→ **Instructions to follow**:
Wherever a line holds the word "Irradié", copy that line out.

[Dataset rows]

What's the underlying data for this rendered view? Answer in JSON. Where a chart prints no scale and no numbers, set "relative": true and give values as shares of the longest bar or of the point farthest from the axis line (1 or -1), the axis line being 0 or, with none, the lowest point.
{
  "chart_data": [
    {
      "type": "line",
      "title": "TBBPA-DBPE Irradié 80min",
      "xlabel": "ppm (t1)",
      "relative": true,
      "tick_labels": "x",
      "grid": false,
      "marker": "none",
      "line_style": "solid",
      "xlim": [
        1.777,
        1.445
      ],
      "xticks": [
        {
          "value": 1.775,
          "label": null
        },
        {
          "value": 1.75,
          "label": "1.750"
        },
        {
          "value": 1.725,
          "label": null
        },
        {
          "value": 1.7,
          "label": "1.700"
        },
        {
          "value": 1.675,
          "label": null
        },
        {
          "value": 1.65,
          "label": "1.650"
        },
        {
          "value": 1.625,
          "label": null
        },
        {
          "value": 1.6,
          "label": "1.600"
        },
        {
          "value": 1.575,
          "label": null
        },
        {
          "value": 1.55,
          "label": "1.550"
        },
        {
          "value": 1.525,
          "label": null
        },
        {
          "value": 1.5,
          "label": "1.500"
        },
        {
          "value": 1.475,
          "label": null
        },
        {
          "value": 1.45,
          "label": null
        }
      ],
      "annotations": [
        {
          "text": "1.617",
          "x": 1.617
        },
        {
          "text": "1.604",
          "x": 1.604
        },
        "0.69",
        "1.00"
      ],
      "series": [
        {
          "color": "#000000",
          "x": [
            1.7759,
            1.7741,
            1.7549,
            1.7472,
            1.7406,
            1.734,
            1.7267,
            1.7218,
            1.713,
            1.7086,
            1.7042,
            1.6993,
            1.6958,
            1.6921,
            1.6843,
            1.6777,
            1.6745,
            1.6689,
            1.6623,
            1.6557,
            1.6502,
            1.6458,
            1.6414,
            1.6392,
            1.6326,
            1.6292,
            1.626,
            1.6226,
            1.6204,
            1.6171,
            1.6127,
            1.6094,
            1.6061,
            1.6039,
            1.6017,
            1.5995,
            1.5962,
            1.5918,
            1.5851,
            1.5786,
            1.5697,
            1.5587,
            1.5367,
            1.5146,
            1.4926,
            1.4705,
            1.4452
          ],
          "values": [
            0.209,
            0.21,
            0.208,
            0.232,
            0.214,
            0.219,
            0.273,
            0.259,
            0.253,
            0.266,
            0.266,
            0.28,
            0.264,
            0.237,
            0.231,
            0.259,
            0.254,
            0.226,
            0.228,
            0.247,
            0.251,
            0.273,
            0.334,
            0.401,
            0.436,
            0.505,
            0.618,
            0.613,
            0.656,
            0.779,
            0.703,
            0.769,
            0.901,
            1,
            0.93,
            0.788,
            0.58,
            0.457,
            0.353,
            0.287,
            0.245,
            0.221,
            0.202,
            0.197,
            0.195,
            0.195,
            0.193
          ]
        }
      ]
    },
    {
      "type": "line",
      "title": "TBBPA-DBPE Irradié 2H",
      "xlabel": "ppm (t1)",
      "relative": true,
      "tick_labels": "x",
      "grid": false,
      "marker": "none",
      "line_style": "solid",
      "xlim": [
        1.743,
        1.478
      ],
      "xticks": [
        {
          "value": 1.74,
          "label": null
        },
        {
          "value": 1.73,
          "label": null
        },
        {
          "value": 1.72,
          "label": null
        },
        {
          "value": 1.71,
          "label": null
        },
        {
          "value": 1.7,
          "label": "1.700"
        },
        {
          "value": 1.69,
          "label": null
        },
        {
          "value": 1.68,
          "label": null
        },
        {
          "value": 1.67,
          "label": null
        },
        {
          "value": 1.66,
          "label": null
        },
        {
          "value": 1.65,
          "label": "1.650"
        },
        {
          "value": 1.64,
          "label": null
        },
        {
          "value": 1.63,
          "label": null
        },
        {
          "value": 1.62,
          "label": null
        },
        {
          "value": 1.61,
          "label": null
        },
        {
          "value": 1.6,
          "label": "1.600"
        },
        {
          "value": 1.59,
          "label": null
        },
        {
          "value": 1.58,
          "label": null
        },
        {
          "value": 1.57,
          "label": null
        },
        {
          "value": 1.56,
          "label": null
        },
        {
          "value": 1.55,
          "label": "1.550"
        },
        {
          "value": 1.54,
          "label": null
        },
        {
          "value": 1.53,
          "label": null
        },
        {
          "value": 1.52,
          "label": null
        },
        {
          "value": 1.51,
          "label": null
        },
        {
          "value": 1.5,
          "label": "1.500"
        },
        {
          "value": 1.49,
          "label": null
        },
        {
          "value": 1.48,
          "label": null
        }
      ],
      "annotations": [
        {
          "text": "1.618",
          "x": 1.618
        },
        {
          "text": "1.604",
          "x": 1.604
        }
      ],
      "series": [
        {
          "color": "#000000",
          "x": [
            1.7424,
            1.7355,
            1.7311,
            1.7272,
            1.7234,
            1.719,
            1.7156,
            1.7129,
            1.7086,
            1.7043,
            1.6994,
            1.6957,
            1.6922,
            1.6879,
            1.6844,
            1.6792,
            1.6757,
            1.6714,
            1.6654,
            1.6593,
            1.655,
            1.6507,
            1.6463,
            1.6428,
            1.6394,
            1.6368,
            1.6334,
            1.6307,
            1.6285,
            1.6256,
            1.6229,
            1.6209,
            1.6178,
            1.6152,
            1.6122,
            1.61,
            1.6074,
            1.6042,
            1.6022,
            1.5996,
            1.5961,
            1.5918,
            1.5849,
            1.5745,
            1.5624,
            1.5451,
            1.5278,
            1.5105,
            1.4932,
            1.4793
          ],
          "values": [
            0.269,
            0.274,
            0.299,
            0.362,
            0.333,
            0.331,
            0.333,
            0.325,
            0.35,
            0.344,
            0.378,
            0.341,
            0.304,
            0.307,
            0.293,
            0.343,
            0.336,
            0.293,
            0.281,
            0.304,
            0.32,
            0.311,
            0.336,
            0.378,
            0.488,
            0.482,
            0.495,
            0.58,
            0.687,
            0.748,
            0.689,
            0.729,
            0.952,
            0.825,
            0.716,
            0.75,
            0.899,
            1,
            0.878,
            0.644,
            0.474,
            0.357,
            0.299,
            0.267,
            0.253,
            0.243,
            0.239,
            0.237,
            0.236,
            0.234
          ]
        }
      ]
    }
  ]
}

→ **Finished answer**:
      "title": "TBBPA-DBPE Irradié 80min",
      "title": "TBBPA-DBPE Irradié 2H",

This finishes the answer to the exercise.